We showed that combining troponin and copeptin significantly improved the ROC performance within 3 hours after chest pain onset, with a negative predictive value of 100% in the overall population. In patients with longer duration of symptoms (>6 hours), copeptin already decreases, according to the literature, and could be falsely negative. In this situation, troponin was always positive and allowed the determination of symptoms to be of a cardiac origin.
We could not show any added diagnostic value of copeptin compared with troponin alone; in the Co+/T– group, only two patients (0.06%) were diagnosed with NSTEMI (T+ at 6 hours).
Cardiac nonischaemic disease like pericarditis, arrhythmias, hypertensive crisis or cardiac decompensation also might lead to elevated troponin levels. Serial troponin also rises in these situations and does not allow ischaemic heart disease to be definitively eliminated as the cause of symptoms. This lowers the positive predictive value of both troponin and copeptin in evaluation of patients with chest pain. Acute or chronic disease like aortic dissection, pulmonary embolism, biliary lithiasis, pancreatitis, mesenteric infarction, chronic bronchopulmonary obstructive disease, etc. also cause rises troponin and copeptin. In these situations, biomarkers of different origins than troponin like copeptin, creatine kinase, amylases, hepatic tests and d-dimers are mandatory in a real world population of patients with new-onset chest pain.
The use of copeptin to exclude AMI in patients with chest pain has been studied previously [3]. Results of several trials evaluating the role of copeptin in the emergency room are discordant, some reported use of copeptin was helpful in patients with suspected AMI [3,6,7,8,9,10,11,12,13,14,15,16,17], others did not show any benefit [18,19,20,21,22,23].
These differences can be partially explained by different inclusion criteria. Some of these studies included patients with STEMI, which could strongly modify sensitivity and negative predictive value [3,6,9,13,16,17]. Indeed, the copeptin value is positively correlated to infarct size [15]. The populations studied also differ. Patients known for ischaemic heart disease were the target population included in two of these trials [11,12]. Interestingly, patients with chronic ischaemic heart disease had higher copeptin values. Interpretation of augmented copeptin in this population is as difficult as it is in patients with medical conditions known to modify copeptin values, like diabetes, smoking, obesity and renal insufficiency [24]. The value of copeptin concentrations in the elderly is also questionable as mentioned by the authors of a study limited to patients older than 70 years [8]. The cut-off value should probably be different in this population.

**Stored data**
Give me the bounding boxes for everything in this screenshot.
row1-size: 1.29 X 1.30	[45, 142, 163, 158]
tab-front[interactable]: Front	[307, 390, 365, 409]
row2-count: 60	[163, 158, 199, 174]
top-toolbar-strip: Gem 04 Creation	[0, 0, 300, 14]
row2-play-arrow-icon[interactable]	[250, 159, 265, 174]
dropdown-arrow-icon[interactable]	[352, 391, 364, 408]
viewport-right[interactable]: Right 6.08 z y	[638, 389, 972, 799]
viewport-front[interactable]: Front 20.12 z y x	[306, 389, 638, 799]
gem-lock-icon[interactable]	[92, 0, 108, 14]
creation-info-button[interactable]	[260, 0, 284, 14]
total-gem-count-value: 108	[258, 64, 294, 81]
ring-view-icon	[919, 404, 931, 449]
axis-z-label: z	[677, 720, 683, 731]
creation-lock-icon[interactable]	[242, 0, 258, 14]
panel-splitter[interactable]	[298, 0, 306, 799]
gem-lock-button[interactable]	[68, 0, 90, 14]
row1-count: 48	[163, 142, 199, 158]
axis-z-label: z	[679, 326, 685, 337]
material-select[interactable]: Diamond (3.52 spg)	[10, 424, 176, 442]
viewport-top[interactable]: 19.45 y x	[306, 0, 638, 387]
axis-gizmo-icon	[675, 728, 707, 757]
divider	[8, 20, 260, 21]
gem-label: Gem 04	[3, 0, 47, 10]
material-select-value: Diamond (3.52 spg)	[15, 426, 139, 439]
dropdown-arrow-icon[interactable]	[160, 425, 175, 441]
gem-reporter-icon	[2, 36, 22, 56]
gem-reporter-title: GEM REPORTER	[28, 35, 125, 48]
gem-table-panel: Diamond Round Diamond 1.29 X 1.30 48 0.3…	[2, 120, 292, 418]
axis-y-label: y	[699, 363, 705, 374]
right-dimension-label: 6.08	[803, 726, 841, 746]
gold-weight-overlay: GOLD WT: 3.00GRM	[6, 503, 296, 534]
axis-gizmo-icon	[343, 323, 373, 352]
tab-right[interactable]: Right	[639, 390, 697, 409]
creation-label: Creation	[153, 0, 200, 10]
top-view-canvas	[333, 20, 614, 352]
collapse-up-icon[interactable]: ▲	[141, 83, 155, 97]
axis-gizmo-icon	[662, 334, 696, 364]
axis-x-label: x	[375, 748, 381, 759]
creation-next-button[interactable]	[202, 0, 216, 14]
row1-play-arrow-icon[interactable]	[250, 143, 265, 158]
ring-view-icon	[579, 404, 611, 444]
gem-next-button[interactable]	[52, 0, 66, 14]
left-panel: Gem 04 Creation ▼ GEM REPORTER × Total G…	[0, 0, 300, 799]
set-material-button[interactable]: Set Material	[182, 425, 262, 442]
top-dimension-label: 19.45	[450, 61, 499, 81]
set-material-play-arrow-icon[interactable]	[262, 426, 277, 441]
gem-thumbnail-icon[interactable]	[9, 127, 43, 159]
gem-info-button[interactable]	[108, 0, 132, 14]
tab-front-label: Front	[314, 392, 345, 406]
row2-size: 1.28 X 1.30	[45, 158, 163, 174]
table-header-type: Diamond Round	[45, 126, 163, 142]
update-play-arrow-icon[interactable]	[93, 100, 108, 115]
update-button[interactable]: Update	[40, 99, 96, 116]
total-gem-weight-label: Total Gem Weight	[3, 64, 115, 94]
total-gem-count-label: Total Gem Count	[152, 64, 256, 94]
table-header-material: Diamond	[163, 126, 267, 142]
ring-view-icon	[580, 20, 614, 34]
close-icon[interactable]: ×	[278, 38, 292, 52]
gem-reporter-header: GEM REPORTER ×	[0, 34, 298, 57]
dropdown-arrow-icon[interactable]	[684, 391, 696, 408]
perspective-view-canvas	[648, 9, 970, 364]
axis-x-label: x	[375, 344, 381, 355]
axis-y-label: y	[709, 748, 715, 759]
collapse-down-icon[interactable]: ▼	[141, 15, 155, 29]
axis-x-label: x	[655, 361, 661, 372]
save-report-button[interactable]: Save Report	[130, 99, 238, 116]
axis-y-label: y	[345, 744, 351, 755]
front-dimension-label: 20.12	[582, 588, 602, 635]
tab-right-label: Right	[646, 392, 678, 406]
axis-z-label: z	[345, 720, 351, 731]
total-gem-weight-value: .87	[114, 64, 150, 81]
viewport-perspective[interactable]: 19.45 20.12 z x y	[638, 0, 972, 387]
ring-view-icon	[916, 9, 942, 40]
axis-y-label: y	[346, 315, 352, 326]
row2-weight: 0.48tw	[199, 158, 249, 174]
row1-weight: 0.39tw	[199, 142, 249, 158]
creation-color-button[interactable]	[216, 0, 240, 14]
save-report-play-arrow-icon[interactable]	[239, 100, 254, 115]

**List of tasks**
1) According to the copeptin excerpt, what negative predictive value did combining troponin and copeptin reach within 3 hours after chest pain onset?
2) Rename "troponin" to "cardiac troponin" in the stretch of the copeptin excerpt from "We showed that" through "a cardiac origin.", and write out that stretch.
You can work without the rows.

**Answers given**
1) It reached a negative predictive value of 100% in the overall population.

2)
We showed that combining cardiac troponin and copeptin significantly improved the ROC performance within 3 hours after chest pain onset, with a negative predictive value of 100% in the overall population. In patients with longer duration of symptoms (>6 hours), copeptin already decreases, according to the literature, and could be falsely negative. In this situation, cardiac troponin was always positive and allowed the determination of symptoms to be of a cardiac origin.